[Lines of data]
☆ ☆ ☆ ☆ ☆ ☆ ☆

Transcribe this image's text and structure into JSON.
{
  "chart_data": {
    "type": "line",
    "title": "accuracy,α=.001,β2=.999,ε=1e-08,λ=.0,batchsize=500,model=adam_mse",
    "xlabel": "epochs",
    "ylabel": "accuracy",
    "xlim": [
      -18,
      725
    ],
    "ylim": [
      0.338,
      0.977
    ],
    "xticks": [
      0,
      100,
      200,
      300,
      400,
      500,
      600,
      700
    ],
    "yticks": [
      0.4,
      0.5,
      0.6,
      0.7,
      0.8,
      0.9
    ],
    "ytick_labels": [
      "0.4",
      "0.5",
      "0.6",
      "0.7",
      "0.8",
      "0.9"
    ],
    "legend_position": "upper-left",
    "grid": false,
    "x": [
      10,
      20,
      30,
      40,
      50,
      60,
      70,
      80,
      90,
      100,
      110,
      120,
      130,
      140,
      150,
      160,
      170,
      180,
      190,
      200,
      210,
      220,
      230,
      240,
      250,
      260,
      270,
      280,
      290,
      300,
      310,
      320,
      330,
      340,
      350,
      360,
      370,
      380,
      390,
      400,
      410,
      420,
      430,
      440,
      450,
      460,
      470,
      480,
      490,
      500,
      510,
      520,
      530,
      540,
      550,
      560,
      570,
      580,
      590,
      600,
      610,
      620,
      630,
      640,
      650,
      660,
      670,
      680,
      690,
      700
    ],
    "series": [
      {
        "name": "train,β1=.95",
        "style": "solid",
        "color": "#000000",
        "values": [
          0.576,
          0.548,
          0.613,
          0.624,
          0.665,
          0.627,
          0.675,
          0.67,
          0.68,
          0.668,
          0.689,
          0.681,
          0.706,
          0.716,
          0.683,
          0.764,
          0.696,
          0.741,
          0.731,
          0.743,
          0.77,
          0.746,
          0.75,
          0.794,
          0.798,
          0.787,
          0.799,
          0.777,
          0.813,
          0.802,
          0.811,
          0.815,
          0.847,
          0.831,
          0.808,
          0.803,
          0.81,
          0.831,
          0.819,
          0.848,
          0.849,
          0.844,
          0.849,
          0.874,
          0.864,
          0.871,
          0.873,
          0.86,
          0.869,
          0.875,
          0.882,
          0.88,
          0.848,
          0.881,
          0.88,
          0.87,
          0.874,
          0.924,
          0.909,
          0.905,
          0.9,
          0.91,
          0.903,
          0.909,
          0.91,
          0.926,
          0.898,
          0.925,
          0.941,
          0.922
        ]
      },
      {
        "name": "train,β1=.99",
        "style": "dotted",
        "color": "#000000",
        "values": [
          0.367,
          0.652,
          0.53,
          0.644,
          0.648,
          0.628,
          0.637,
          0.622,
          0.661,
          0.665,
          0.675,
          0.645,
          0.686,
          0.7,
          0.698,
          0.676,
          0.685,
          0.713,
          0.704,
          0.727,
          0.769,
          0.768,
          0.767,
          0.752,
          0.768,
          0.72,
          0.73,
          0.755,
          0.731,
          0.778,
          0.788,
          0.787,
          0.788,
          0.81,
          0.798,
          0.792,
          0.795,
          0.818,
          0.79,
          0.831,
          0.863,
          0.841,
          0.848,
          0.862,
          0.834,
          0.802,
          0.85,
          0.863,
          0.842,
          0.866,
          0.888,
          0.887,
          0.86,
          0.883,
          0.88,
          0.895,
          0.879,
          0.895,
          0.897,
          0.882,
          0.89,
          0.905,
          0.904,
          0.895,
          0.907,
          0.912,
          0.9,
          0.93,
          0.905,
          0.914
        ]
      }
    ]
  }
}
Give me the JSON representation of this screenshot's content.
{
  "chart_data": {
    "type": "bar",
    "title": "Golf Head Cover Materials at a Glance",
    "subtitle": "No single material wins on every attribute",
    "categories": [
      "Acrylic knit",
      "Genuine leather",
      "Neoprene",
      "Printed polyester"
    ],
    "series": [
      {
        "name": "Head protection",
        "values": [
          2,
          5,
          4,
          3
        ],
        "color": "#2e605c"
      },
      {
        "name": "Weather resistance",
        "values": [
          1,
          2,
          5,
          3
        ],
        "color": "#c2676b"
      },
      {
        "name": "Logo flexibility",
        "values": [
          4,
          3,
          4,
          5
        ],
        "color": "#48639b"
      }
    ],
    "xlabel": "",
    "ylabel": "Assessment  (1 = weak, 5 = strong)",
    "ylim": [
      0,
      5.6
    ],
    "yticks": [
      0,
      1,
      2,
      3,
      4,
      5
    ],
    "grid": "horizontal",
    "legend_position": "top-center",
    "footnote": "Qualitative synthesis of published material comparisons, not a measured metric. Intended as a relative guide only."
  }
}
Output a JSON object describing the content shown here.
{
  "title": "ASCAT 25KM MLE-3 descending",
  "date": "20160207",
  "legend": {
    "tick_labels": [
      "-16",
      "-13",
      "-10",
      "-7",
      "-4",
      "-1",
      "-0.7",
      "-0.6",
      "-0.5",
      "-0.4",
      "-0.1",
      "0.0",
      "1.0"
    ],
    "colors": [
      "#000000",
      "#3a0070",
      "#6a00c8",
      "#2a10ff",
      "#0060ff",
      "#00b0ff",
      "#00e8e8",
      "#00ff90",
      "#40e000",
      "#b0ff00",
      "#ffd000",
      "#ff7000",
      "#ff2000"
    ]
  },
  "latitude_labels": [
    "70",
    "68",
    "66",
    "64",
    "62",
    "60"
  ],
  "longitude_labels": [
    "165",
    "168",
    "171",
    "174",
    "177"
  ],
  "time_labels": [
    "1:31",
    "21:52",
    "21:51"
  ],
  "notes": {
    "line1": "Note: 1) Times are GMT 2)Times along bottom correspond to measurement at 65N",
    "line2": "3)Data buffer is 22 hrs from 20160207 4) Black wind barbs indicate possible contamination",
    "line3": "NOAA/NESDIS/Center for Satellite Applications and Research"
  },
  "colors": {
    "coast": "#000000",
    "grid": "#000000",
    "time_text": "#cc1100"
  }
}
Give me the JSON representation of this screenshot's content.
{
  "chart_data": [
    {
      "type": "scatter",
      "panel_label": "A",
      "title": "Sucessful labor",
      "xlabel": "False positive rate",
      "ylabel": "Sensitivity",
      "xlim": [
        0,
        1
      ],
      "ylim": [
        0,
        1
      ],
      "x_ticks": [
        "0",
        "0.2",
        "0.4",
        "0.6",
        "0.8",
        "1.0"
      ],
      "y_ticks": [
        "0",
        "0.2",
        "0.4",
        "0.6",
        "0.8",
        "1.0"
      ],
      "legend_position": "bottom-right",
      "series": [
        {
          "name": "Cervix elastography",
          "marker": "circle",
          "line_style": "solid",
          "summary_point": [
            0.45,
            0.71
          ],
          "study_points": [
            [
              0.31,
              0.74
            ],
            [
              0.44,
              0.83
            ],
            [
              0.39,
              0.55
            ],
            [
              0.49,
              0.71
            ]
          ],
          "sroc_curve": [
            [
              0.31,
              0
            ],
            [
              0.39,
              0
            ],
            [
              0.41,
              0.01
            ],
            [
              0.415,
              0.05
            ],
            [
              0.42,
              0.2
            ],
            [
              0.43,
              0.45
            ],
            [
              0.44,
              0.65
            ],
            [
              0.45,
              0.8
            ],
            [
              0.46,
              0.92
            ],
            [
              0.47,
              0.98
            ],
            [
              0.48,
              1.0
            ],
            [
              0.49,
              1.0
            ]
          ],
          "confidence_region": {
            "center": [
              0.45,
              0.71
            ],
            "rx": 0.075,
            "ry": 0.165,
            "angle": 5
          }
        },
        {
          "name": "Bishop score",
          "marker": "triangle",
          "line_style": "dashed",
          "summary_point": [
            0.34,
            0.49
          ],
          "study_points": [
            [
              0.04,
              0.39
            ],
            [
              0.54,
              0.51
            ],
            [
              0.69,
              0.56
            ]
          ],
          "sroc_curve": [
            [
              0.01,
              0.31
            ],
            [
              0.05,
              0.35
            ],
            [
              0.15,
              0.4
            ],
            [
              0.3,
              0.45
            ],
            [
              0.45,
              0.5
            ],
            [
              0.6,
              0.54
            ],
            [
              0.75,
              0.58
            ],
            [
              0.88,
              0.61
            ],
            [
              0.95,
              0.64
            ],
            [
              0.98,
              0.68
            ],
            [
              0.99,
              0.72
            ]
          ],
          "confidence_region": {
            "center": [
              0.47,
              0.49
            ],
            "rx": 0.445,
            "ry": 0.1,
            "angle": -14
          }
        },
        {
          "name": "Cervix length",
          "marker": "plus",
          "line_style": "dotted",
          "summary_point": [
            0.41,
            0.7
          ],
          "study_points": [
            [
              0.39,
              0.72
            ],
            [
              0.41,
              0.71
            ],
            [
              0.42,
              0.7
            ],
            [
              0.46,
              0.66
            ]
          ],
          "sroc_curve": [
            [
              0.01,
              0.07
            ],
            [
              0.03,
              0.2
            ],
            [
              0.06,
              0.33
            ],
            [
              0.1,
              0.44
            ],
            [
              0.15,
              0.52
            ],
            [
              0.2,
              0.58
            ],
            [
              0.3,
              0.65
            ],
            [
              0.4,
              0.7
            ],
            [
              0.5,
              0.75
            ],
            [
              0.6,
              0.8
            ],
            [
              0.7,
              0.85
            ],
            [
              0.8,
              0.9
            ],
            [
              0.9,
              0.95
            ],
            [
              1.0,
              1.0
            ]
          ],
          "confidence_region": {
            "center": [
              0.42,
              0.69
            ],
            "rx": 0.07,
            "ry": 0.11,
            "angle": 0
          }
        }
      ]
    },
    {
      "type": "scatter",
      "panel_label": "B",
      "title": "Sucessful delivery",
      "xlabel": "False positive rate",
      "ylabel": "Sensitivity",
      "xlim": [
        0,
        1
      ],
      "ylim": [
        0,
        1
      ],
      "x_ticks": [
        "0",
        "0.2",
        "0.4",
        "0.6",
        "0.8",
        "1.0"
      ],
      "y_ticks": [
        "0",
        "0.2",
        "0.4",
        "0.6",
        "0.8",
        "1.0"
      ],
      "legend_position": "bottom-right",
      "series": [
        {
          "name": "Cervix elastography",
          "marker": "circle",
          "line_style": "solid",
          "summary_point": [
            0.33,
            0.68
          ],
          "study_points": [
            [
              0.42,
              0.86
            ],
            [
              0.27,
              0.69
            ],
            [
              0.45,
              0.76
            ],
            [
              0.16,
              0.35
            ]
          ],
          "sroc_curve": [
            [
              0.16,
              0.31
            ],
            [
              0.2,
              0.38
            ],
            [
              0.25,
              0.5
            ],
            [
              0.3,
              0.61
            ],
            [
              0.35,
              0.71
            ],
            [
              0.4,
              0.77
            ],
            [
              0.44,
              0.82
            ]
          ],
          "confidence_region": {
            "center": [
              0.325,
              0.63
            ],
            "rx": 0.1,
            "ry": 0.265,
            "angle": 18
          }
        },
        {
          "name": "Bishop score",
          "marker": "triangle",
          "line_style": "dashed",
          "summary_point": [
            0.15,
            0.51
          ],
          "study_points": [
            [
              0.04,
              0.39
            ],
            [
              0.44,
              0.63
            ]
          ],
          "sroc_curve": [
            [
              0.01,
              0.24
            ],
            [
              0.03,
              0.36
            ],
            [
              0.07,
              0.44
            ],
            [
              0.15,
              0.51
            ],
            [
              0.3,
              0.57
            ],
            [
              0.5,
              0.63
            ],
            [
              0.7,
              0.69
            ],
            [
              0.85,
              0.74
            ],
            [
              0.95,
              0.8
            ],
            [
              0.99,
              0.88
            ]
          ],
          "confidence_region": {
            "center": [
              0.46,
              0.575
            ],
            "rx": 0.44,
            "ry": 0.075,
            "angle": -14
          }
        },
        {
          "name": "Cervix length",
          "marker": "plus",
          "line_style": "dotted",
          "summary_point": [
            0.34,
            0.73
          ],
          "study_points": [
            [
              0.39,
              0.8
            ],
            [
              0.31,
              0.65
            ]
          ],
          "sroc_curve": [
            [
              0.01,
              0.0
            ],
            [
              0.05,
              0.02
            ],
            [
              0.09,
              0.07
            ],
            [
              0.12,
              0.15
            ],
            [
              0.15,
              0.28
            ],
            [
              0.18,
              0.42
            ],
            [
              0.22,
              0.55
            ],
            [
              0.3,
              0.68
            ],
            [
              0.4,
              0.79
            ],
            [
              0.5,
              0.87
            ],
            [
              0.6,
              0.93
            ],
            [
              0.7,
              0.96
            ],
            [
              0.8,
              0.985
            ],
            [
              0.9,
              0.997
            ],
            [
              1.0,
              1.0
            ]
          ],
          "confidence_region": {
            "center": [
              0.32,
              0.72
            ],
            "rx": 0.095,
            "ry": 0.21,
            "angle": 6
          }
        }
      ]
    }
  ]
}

☆ ☆ ☆ ☆ ☆ ☆ ☆

Gather from the entries above all lines that include the string "type".

    "type": "line",
    "type": "bar",
      "type": "scatter",
      "type": "scatter",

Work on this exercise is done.